昨日放映されたNHK大河ドラマ「光る君へ」第7回「おかしきことこそ」──についての話の前に、前回(第6回「二人の才女」)のことを少し。

私は漢詩に詳しくないので、漢詩の会の中身については触れなかったのですが、詳しい方々があちこちで解説してくれていることによると、藤原行成、斉信、道長の漢詩はいずれも白居易(白楽天)の詩を引いたものだそうです。そして最後の公任だけが自作の漢詩を披露したのですが、これは本当に彼が詠んだものを作中で使ったのだそうです。ただし実際の彼の作の2首から抜き出して組み合わせたものだとか(道理で「吟」と「看」で韻が変だったわけです)。本当にこのドラマの脚本はいちいち深すぎますね。映画ならまだしもテレビドラマ(しかも連続もの)でここまで気合いの入った作りはそうそうないでしょう。

さて、前回の道長からよこされた和歌に対し、今回のまひろ(紫式部)がどう返歌するのか、「百人一首」で知られる「めぐりあひて‥‥」を流用する脚本になるか、それとも道長の和歌と同じく『伊勢物語』を踏まえたものになるか、といったところが楽しみだったのですが、結局まひろは文を返しませんでした。道長が「振られた!」と言っていた通り、これ以上はないというほどにきれいさっぱりと振られた格好です。

平安貴族の女性であれば、和歌をよこしてきた男を振るにしても返歌で振るものであり、返歌もしないというのはかなりすごい振りかただと思いますよ。ましてや右大臣家の子息からの文に対し、下級貴族の令嬢が全く返事をしないというのは尋常ではありません。何もしないのはよろしくないですよと、とりあえず何か返すように従者から諫められたりするものです。もっとも、まひろの従者は相手の正体が右大臣家の子息だなんて知りませんから、そんな諫言もしようがありません。まひろが返歌・返書をしないままにしたというのは、道長から離れなければならないという強い意志の表れであり、また彼女が断たなければならないと思っている慕情の激しさの裏返しなのでしょう。とにかくあの二人はややこしい関係ですからね。

道長のことを忘れたいということもあって、散楽の脚本家として鮮烈デビューを果たしてしまったまひろですけれども、真面目なことを言うと〈をかしきことこそめでたけれ〉の作風はどちらかというと(というか明らかに)清少納言です。『枕草子』と聞いて大概の人は冒頭の「春はあけぼの。やうやう白くなりゆく山ぎは、すこしあかりて‥‥」を連想すると思いますが、実際に読んでみると馬鹿騒ぎみたいな逸話も結構あるのですよね。『源氏物語』と違って『枕草子』はエッセイ集ですから、現代語訳なら読みやすいと思うので角川ソフィア文庫なんかでどうぞ。とりあえず今回いったん〈をかしきことこそめでたけれ〉に振れたまひろが、これをどう糧にして将来の〈もののあはれ〉に移行してゆくのか、楽しみなところであります。

++++++++++++++++++++

大河ドラマの感想文のうち「昨日放映されたNHK大河ドラ」から「さっぱりと振られた格好です。」まで(両端を含む)を書き出し、その際「脚本」を「台本」に置き換えてください。

抽出データ項目
++++++++++++++++++++

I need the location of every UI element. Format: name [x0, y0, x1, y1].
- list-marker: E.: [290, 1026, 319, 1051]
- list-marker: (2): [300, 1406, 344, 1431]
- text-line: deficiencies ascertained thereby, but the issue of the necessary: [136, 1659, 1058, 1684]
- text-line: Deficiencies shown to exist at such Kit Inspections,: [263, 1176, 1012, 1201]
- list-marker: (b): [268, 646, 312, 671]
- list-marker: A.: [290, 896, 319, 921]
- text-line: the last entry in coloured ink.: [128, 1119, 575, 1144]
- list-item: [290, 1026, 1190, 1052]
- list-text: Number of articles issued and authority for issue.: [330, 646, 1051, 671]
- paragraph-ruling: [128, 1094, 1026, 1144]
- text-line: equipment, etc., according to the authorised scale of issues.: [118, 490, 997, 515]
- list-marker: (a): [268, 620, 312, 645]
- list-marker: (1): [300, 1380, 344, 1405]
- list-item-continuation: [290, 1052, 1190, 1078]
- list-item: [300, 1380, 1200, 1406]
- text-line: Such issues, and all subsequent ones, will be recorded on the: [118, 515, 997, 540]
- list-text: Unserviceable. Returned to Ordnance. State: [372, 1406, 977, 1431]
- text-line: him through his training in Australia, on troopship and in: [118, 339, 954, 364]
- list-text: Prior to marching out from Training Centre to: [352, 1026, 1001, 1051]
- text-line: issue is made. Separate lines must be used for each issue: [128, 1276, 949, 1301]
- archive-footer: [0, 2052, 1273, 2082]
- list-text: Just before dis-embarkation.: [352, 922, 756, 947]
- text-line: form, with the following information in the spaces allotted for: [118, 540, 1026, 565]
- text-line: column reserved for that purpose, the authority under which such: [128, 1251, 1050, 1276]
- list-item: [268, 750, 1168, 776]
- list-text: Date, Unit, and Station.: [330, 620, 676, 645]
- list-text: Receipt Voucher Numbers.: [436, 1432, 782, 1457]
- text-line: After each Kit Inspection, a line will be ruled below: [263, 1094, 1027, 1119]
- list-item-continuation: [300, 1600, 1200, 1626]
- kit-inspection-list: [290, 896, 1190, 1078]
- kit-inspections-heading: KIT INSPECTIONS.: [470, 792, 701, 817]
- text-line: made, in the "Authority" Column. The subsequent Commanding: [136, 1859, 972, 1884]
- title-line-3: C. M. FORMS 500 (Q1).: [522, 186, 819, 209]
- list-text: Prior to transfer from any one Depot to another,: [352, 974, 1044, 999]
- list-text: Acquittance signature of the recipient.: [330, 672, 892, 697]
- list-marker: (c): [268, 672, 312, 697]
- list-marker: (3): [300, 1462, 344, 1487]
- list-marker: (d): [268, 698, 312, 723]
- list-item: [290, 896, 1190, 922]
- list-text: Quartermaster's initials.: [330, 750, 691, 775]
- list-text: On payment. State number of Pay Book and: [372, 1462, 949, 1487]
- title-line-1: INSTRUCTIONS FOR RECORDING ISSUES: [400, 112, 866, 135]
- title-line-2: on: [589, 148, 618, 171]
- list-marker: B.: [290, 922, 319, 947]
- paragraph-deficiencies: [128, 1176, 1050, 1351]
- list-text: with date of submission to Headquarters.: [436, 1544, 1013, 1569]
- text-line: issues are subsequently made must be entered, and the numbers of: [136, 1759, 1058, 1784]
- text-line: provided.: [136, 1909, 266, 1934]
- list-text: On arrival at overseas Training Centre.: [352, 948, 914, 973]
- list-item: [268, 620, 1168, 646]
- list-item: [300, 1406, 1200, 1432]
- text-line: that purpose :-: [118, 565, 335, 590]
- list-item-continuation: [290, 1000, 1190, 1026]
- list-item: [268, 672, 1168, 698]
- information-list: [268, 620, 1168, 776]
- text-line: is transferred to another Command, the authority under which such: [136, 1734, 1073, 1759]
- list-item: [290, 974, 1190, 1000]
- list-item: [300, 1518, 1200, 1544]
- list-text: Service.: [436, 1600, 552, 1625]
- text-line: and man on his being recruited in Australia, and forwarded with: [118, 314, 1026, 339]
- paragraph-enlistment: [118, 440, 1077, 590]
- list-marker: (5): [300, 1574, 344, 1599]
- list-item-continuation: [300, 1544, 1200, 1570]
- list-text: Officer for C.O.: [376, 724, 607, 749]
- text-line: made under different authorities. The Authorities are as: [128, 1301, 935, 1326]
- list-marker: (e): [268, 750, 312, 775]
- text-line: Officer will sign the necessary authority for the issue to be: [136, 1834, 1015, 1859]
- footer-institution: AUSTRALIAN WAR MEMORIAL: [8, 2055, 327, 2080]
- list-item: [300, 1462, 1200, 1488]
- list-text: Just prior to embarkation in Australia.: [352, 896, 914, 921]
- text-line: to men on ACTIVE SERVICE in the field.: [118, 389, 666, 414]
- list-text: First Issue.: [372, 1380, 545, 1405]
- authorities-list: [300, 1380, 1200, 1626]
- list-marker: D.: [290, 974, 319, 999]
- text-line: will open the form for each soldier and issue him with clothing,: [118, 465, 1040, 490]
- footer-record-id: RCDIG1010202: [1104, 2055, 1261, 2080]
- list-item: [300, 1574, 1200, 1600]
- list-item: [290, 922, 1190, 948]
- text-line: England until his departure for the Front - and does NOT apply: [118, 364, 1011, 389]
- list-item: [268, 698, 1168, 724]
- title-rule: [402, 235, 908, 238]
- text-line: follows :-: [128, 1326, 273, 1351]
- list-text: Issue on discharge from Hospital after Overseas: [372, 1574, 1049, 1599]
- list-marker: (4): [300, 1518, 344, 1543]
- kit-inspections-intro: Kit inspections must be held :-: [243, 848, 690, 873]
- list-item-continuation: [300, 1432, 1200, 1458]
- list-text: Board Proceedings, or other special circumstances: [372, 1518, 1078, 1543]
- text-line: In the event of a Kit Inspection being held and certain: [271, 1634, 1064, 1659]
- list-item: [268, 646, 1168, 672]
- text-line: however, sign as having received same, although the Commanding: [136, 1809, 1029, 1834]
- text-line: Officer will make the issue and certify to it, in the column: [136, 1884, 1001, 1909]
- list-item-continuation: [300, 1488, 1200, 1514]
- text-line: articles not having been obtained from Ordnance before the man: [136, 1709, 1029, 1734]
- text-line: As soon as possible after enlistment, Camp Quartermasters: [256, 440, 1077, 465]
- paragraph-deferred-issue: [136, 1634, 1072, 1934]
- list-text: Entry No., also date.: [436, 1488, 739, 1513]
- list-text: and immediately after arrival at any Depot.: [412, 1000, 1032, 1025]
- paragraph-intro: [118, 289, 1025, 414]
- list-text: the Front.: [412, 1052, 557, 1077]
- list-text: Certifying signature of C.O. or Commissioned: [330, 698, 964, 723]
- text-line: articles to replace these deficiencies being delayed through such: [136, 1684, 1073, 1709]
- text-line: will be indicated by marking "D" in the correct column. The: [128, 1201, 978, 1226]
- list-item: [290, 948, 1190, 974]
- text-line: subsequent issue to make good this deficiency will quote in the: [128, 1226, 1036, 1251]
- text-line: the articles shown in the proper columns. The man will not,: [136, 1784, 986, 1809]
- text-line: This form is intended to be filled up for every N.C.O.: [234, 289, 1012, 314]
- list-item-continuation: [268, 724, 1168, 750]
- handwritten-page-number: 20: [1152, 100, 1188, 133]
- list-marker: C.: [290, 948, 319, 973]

++++++++++++++++++++

演習結果:
昨日放映されたNHK大河ドラマ「光る君へ」第7回「おかしきことこそ」──についての話の前に、前回(第6回「二人の才女」)のことを少し。

私は漢詩に詳しくないので、漢詩の会の中身については触れなかったのですが、詳しい方々があちこちで解説してくれていることによると、藤原行成、斉信、道長の漢詩はいずれも白居易(白楽天)の詩を引いたものだそうです。そして最後の公任だけが自作の漢詩を披露したのですが、これは本当に彼が詠んだものを作中で使ったのだそうです。ただし実際の彼の作の2首から抜き出して組み合わせたものだとか(道理で「吟」と「看」で韻が変だったわけです)。本当にこのドラマの台本はいちいち深すぎますね。映画ならまだしもテレビドラマ(しかも連続もの)でここまで気合いの入った作りはそうそうないでしょう。

さて、前回の道長からよこされた和歌に対し、今回のまひろ(紫式部)がどう返歌するのか、「百人一首」で知られる「めぐりあひて‥‥」を流用する台本になるか、それとも道長の和歌と同じく『伊勢物語』を踏まえたものになるか、といったところが楽しみだったのですが、結局まひろは文を返しませんでした。道長が「振られた!」と言っていた通り、これ以上はないというほどにきれいさっぱりと振られた格好です。